#### Given problem
Below is a block of records. Copy every line in it that contains the word "الضعيفة".

[Stored records]
- - - -

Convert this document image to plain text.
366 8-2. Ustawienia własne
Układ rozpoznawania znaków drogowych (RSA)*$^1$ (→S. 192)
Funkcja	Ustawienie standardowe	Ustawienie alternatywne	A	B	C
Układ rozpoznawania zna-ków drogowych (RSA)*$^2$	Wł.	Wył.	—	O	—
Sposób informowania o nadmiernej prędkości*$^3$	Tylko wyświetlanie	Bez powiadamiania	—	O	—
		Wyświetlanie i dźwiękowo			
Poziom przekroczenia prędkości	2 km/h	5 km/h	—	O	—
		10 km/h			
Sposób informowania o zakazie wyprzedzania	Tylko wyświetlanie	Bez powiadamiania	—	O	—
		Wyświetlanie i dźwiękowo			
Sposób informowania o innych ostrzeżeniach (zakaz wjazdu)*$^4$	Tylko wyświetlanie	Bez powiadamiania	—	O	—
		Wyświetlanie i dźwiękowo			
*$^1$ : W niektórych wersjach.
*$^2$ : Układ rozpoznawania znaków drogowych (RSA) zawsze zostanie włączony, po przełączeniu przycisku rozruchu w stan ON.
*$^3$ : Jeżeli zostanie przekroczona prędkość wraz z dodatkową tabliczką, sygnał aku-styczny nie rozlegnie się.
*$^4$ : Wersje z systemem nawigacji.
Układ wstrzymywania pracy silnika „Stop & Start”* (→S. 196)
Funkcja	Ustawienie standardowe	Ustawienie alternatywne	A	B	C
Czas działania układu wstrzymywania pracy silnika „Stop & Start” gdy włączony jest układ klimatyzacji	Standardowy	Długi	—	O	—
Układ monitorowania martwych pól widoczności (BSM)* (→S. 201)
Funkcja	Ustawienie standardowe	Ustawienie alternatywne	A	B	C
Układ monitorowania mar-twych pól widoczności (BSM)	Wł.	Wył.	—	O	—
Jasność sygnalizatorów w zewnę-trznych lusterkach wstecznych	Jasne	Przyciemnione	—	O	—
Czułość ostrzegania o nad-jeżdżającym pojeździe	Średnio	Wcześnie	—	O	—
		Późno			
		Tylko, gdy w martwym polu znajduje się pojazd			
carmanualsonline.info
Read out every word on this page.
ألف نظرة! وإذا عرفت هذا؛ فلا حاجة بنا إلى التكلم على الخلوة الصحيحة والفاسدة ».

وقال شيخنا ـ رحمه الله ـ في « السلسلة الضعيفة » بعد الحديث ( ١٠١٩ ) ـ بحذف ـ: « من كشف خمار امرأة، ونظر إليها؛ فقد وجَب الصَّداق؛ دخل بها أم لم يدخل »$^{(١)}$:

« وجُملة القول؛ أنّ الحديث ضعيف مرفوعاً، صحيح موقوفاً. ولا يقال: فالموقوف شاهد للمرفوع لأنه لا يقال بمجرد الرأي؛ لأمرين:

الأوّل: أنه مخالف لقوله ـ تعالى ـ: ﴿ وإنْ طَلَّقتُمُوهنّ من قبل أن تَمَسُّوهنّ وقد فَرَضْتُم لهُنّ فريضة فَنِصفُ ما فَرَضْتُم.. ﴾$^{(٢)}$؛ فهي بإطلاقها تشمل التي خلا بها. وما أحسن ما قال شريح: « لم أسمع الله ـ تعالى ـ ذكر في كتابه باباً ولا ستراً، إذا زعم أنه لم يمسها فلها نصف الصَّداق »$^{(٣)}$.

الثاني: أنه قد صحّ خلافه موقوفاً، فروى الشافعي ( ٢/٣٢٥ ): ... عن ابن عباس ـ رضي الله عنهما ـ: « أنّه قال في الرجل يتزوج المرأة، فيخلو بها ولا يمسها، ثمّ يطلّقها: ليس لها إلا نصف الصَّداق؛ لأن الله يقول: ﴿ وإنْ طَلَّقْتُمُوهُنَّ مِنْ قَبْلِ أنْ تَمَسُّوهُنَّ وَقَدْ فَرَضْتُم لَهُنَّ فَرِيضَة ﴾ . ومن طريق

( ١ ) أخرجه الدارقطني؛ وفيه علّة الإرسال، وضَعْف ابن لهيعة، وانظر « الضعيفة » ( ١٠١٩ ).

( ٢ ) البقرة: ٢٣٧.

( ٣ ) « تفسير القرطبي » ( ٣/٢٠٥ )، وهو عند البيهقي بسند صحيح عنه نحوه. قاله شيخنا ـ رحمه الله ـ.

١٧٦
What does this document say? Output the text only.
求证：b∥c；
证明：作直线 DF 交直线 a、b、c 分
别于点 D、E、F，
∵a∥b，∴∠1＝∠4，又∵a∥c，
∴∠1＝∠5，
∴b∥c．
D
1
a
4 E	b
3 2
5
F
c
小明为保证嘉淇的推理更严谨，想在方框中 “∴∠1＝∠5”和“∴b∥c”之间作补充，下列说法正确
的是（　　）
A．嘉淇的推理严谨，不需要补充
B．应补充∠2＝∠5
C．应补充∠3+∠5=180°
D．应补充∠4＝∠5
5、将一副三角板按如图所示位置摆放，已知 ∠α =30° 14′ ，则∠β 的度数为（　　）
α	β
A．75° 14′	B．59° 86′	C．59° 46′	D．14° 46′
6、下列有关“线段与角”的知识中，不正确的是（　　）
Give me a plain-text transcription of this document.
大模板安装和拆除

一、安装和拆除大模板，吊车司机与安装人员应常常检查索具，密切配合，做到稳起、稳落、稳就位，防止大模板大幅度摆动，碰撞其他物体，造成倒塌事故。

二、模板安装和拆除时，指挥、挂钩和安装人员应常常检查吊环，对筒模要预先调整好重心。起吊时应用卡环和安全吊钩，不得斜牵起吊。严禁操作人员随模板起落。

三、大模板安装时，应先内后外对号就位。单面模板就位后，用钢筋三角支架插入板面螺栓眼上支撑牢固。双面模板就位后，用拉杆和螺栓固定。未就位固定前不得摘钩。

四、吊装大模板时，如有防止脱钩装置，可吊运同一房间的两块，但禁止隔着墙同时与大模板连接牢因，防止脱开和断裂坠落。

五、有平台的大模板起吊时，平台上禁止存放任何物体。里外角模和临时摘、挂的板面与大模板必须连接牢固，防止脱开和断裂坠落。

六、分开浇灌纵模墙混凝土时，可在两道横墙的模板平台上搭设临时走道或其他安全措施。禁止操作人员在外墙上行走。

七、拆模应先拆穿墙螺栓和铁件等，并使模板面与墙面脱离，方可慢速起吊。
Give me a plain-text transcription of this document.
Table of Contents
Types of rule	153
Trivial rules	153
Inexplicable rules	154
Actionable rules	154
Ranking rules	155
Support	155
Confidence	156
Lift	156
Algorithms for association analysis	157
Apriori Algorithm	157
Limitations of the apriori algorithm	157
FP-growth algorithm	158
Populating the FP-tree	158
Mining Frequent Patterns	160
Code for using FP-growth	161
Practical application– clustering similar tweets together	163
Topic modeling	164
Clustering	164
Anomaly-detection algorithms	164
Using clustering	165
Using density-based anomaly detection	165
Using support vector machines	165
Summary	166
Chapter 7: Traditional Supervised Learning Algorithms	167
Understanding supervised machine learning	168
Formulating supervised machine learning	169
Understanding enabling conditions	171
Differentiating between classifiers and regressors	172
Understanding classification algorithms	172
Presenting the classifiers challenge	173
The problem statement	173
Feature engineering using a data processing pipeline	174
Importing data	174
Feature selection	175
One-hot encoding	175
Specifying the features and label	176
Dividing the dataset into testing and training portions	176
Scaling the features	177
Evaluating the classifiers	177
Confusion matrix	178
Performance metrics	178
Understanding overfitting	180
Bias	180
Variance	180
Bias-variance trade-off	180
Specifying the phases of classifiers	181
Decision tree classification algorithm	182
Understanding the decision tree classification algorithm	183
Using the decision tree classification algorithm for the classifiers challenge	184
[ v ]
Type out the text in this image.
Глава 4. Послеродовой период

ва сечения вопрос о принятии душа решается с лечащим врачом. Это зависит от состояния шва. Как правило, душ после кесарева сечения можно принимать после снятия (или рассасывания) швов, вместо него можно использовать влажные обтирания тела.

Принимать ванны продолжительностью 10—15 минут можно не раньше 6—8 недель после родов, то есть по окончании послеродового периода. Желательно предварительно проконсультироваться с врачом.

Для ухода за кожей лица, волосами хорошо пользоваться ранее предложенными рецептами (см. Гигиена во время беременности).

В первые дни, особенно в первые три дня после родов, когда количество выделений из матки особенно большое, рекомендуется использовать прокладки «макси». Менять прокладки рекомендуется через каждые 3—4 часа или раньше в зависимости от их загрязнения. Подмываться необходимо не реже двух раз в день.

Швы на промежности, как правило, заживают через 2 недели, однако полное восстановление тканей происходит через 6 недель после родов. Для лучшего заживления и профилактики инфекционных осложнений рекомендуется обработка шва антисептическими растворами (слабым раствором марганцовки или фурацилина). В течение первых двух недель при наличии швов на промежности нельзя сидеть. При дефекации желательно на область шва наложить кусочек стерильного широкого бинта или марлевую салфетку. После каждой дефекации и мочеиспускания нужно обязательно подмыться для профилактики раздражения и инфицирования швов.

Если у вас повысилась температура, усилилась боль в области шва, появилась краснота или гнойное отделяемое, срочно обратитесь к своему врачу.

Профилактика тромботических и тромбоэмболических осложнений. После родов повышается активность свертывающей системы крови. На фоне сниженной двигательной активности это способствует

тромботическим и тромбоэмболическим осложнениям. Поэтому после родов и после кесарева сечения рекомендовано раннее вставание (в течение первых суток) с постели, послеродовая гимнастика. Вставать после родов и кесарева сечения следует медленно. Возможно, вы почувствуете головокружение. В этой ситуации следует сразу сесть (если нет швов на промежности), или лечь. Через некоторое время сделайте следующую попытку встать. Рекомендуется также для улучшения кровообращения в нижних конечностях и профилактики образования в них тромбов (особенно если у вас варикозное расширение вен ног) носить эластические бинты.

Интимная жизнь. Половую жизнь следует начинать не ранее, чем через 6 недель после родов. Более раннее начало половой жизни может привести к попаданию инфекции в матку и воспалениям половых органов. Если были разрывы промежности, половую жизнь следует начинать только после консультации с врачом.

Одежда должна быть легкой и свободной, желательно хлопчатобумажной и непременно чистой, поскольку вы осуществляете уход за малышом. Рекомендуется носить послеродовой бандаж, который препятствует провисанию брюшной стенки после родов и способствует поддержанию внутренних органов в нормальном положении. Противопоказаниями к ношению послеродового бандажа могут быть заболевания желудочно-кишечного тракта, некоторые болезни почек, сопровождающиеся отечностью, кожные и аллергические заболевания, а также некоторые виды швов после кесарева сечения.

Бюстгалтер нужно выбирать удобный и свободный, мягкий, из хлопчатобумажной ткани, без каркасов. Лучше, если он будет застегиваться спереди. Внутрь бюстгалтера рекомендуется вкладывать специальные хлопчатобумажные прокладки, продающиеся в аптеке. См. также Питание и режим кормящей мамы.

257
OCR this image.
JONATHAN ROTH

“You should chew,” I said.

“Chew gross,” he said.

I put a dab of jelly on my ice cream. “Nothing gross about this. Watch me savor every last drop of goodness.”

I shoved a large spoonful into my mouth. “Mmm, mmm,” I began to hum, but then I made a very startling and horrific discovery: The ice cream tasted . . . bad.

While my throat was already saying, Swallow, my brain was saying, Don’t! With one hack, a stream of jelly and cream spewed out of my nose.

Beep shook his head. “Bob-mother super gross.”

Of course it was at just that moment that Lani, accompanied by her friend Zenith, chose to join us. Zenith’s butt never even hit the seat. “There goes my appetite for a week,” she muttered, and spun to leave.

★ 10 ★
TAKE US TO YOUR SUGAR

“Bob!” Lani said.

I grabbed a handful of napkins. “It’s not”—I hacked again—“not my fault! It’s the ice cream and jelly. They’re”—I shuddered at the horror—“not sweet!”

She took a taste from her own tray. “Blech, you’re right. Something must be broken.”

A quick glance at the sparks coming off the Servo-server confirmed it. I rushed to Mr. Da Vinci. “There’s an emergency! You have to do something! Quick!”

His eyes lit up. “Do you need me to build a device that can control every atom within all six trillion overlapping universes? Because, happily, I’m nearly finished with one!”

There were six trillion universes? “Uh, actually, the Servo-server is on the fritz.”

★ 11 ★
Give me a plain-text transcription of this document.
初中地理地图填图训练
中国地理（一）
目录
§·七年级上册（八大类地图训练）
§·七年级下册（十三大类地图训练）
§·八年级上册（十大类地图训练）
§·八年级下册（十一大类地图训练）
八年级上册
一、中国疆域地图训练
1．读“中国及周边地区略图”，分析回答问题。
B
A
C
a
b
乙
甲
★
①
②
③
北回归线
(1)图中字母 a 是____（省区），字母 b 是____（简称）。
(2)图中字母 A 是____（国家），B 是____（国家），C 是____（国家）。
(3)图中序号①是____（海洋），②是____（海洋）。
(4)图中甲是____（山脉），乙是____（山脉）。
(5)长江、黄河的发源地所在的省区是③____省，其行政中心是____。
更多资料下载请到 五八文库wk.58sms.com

- - - -

#### Problem solution
وقال شيخنا ـ رحمه الله ـ في « السلسلة الضعيفة » بعد الحديث ( ١٠١٩ ) ـ بحذف ـ: « من كشف خمار امرأة، ونظر إليها؛ فقد وجَب الصَّداق؛ دخل بها أم لم يدخل »$^{(١)}$:
( ١ ) أخرجه الدارقطني؛ وفيه علّة الإرسال، وضَعْف ابن لهيعة، وانظر « الضعيفة » ( ١٠١٩ ).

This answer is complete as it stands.